Study material
== Segment start ==

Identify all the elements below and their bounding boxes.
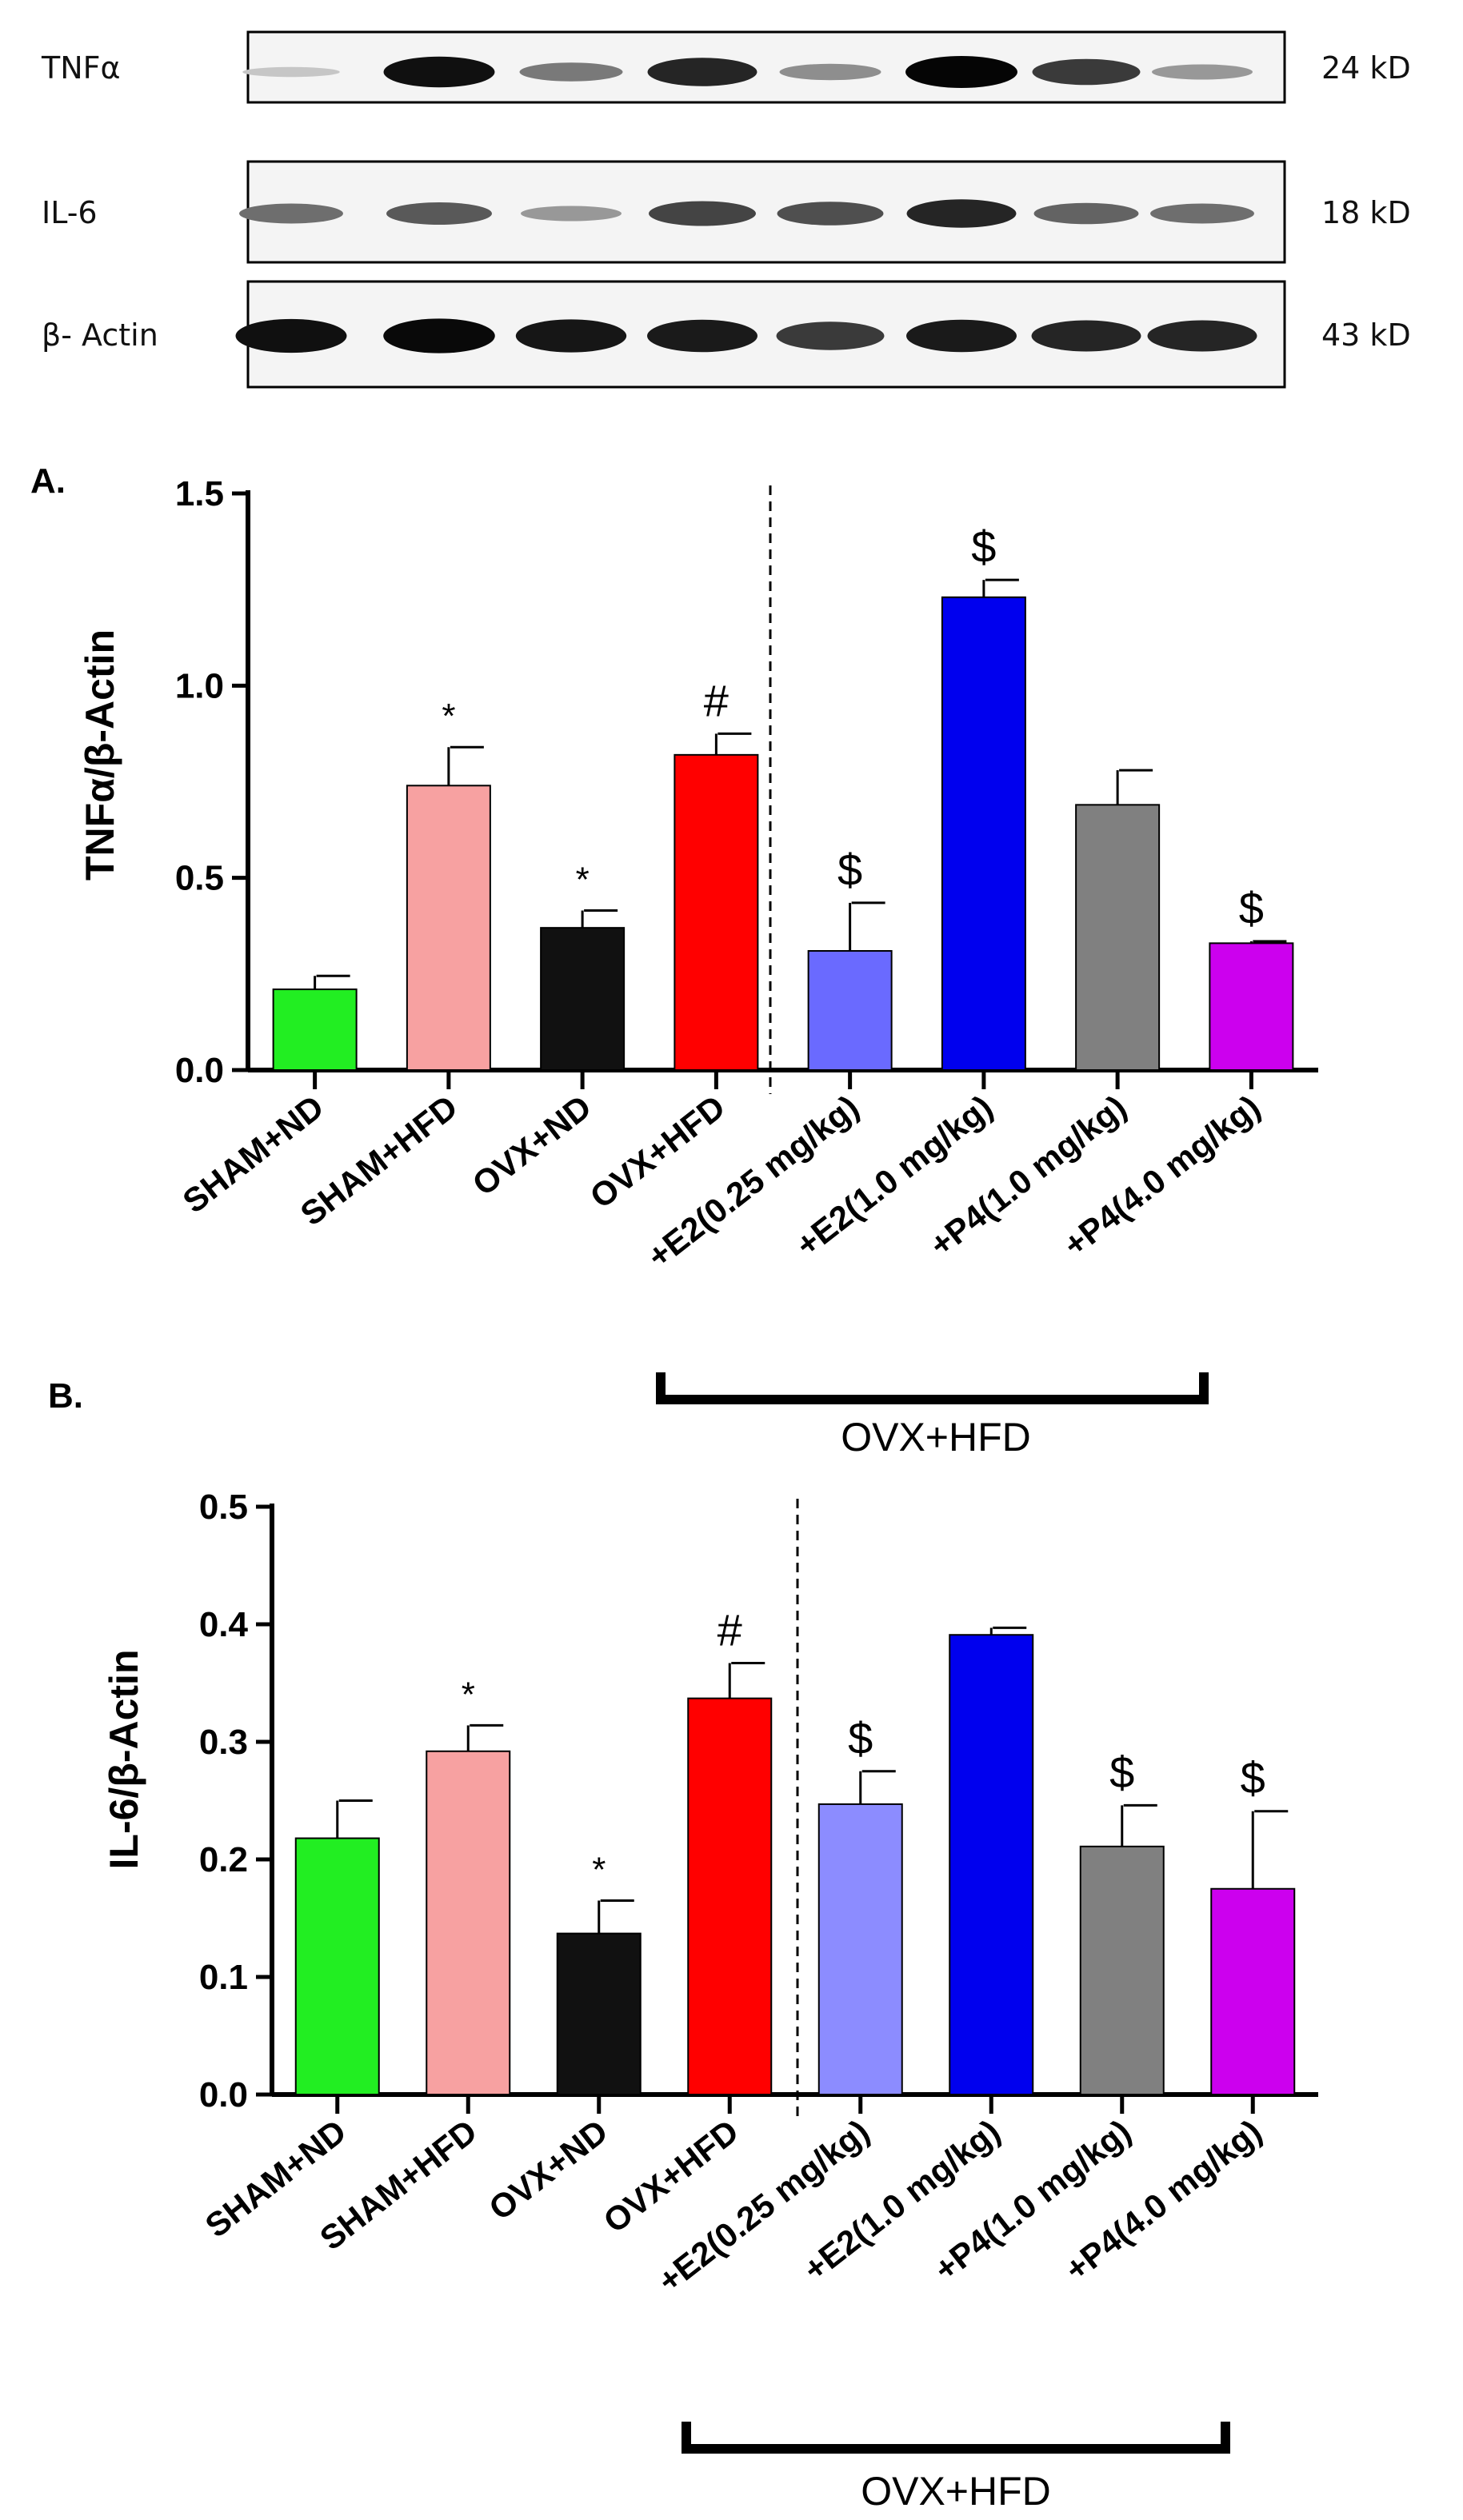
blot-band <box>1152 64 1253 80</box>
blot-band <box>1147 320 1257 352</box>
blot-band <box>239 203 343 224</box>
y-tick-label: 0.5 <box>175 859 224 898</box>
y-axis-label-a: TNFα/β-Actin <box>78 629 122 881</box>
bar <box>941 596 1026 1071</box>
significance-marker: $ <box>1109 1747 1134 1797</box>
blot-band <box>1032 58 1141 86</box>
blot-band <box>647 319 757 353</box>
blot-size-label: 18 kD <box>1321 195 1411 230</box>
blot-band <box>779 63 881 81</box>
chart-b: B. 0.00.10.20.30.40.5SHAM+ND*SHAM+HFD*OV… <box>48 1376 1318 2514</box>
chart-a: A. 0.00.51.01.5SHAM+ND*SHAM+HFD*OVX+ND#O… <box>30 461 1318 1460</box>
significance-marker: * <box>576 861 590 900</box>
blot-protein-label: IL-6 <box>42 195 98 230</box>
blot-band <box>386 202 492 225</box>
y-tick-label: 0.5 <box>199 1488 248 1527</box>
group-bracket-label-a: OVX+HFD <box>841 1415 1031 1460</box>
blot-band <box>1150 203 1254 224</box>
significance-marker: # <box>718 1605 742 1655</box>
bar <box>426 1750 511 2095</box>
blot-protein-label: β- Actin <box>42 317 158 353</box>
significance-marker: * <box>592 1850 606 1889</box>
blot-size-label: 24 kD <box>1321 50 1411 86</box>
blot-row-3: β- Actin 43 kD <box>42 280 1411 389</box>
bar <box>674 753 759 1071</box>
bar <box>540 927 626 1071</box>
bar <box>817 1803 903 2095</box>
y-tick-label: 0.1 <box>199 1958 248 1997</box>
bar <box>1209 942 1294 1071</box>
y-tick-label: 1.0 <box>175 666 224 705</box>
category-label: +E2(0.25 mg/kg) <box>650 2112 876 2300</box>
y-tick-label: 0.0 <box>199 2075 248 2115</box>
significance-marker: $ <box>837 845 862 895</box>
group-bracket <box>656 1372 1209 1404</box>
blot-band <box>519 62 623 82</box>
y-tick-label: 0.3 <box>199 1723 248 1762</box>
blot-protein-label: TNFα <box>41 50 121 86</box>
blot-band <box>242 66 340 78</box>
blot-band <box>776 321 885 350</box>
blot-band <box>905 56 1017 88</box>
blot-band <box>1033 202 1139 225</box>
bar <box>1079 1845 1165 2096</box>
blot-size-label: 43 kD <box>1321 317 1411 353</box>
blot-band <box>383 56 495 88</box>
bar <box>949 1634 1034 2095</box>
significance-marker: $ <box>848 1713 873 1763</box>
blot-band <box>649 201 756 226</box>
blot-band <box>515 319 627 353</box>
y-tick-label: 0.0 <box>175 1051 224 1090</box>
blot-band <box>906 319 1017 353</box>
blot-row-1: TNFα 24 kD <box>41 30 1411 104</box>
significance-marker: $ <box>971 521 996 572</box>
western-blot: TNFα 24 kD IL-6 18 kD β- Actin 43 kD <box>41 30 1411 389</box>
blot-band <box>521 206 622 222</box>
significance-marker: # <box>704 675 729 725</box>
significance-marker: $ <box>1239 883 1264 933</box>
blot-band <box>777 202 884 226</box>
blot-row-2: IL-6 18 kD <box>42 160 1411 264</box>
y-tick-label: 1.5 <box>175 474 224 513</box>
bar <box>1075 804 1161 1072</box>
blot-band <box>906 199 1017 228</box>
blot-band <box>383 318 495 353</box>
blot-band <box>1031 320 1141 352</box>
bar <box>687 1697 773 2096</box>
group-bracket-label-b: OVX+HFD <box>861 2469 1051 2514</box>
y-tick-label: 0.2 <box>199 1840 248 1879</box>
bar <box>556 1932 642 2096</box>
significance-marker: * <box>462 1675 475 1714</box>
significance-marker: $ <box>1241 1753 1265 1803</box>
bar <box>294 1837 380 2096</box>
bar <box>406 785 491 1071</box>
bar <box>807 949 893 1071</box>
panel-letter-b: B. <box>48 1376 83 1416</box>
panel-letter-a: A. <box>30 461 66 501</box>
category-label: OVX+ND <box>482 2112 614 2227</box>
y-axis-label-b: IL-6/β-Actin <box>102 1650 146 1870</box>
group-bracket <box>682 2422 1230 2454</box>
significance-marker: * <box>442 697 455 736</box>
blot-band <box>647 58 757 86</box>
bar <box>1210 1887 1296 2095</box>
blot-band <box>235 318 347 353</box>
category-label: OVX+ND <box>466 1088 598 1203</box>
bar <box>272 988 358 1072</box>
y-tick-label: 0.4 <box>199 1605 249 1644</box>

== Segment end ==

Task goal
Set down the records precisely as they appear. Any picture stays out.

Response to the task
Identify all the elements below and their bounding boxes.
blot-band <box>1152 64 1253 80</box>
blot-band <box>1147 320 1257 352</box>
blot-band <box>239 203 343 224</box>
y-tick-label: 0.5 <box>175 859 224 898</box>
y-axis-label-a: TNFα/β-Actin <box>78 629 122 881</box>
bar <box>941 596 1026 1071</box>
significance-marker: $ <box>1109 1747 1134 1797</box>
blot-band <box>1032 58 1141 86</box>
blot-band <box>647 319 757 353</box>
blot-size-label: 18 kD <box>1321 195 1411 230</box>
blot-band <box>779 63 881 81</box>
chart-b: B. 0.00.10.20.30.40.5SHAM+ND*SHAM+HFD*OV… <box>48 1376 1318 2514</box>
chart-a: A. 0.00.51.01.5SHAM+ND*SHAM+HFD*OVX+ND#O… <box>30 461 1318 1460</box>
significance-marker: * <box>576 861 590 900</box>
blot-protein-label: IL-6 <box>42 195 98 230</box>
blot-band <box>386 202 492 225</box>
y-tick-label: 0.5 <box>199 1488 248 1527</box>
group-bracket-label-a: OVX+HFD <box>841 1415 1031 1460</box>
blot-band <box>1150 203 1254 224</box>
significance-marker: # <box>718 1605 742 1655</box>
bar <box>426 1750 511 2095</box>
blot-protein-label: β- Actin <box>42 317 158 353</box>
significance-marker: * <box>592 1850 606 1889</box>
blot-size-label: 24 kD <box>1321 50 1411 86</box>
blot-row-3: β- Actin 43 kD <box>42 280 1411 389</box>
bar <box>674 753 759 1071</box>
bar <box>540 927 626 1071</box>
bar <box>817 1803 903 2095</box>
y-tick-label: 0.1 <box>199 1958 248 1997</box>
bar <box>1209 942 1294 1071</box>
y-tick-label: 1.0 <box>175 666 224 705</box>
category-label: +E2(0.25 mg/kg) <box>650 2112 876 2300</box>
y-tick-label: 0.0 <box>199 2075 248 2115</box>
significance-marker: $ <box>837 845 862 895</box>
group-bracket <box>656 1372 1209 1404</box>
blot-band <box>519 62 623 82</box>
y-tick-label: 0.3 <box>199 1723 248 1762</box>
blot-protein-label: TNFα <box>41 50 121 86</box>
blot-band <box>242 66 340 78</box>
blot-band <box>776 321 885 350</box>
blot-band <box>905 56 1017 88</box>
blot-band <box>1033 202 1139 225</box>
bar <box>1079 1845 1165 2096</box>
blot-size-label: 43 kD <box>1321 317 1411 353</box>
blot-band <box>383 56 495 88</box>
bar <box>949 1634 1034 2095</box>
significance-marker: $ <box>848 1713 873 1763</box>
blot-band <box>649 201 756 226</box>
blot-band <box>515 319 627 353</box>
y-tick-label: 0.0 <box>175 1051 224 1090</box>
blot-band <box>906 319 1017 353</box>
blot-row-1: TNFα 24 kD <box>41 30 1411 104</box>
significance-marker: $ <box>971 521 996 572</box>
western-blot: TNFα 24 kD IL-6 18 kD β- Actin 43 kD <box>41 30 1411 389</box>
blot-band <box>521 206 622 222</box>
significance-marker: # <box>704 675 729 725</box>
significance-marker: $ <box>1239 883 1264 933</box>
blot-band <box>777 202 884 226</box>
blot-row-2: IL-6 18 kD <box>42 160 1411 264</box>
y-tick-label: 1.5 <box>175 474 224 513</box>
bar <box>1075 804 1161 1072</box>
blot-band <box>906 199 1017 228</box>
blot-band <box>383 318 495 353</box>
blot-band <box>1031 320 1141 352</box>
bar <box>687 1697 773 2096</box>
group-bracket-label-b: OVX+HFD <box>861 2469 1051 2514</box>
y-tick-label: 0.2 <box>199 1840 248 1879</box>
bar <box>556 1932 642 2096</box>
significance-marker: * <box>462 1675 475 1714</box>
significance-marker: $ <box>1241 1753 1265 1803</box>
bar <box>294 1837 380 2096</box>
bar <box>406 785 491 1071</box>
bar <box>807 949 893 1071</box>
panel-letter-b: B. <box>48 1376 83 1416</box>
panel-letter-a: A. <box>30 461 66 501</box>
category-label: OVX+ND <box>482 2112 614 2227</box>
y-axis-label-b: IL-6/β-Actin <box>102 1650 146 1870</box>
group-bracket <box>682 2422 1230 2454</box>
significance-marker: * <box>442 697 455 736</box>
blot-band <box>647 58 757 86</box>
bar <box>1210 1887 1296 2095</box>
blot-band <box>235 318 347 353</box>
category-label: OVX+ND <box>466 1088 598 1203</box>
bar <box>272 988 358 1072</box>
y-tick-label: 0.4 <box>199 1605 249 1644</box>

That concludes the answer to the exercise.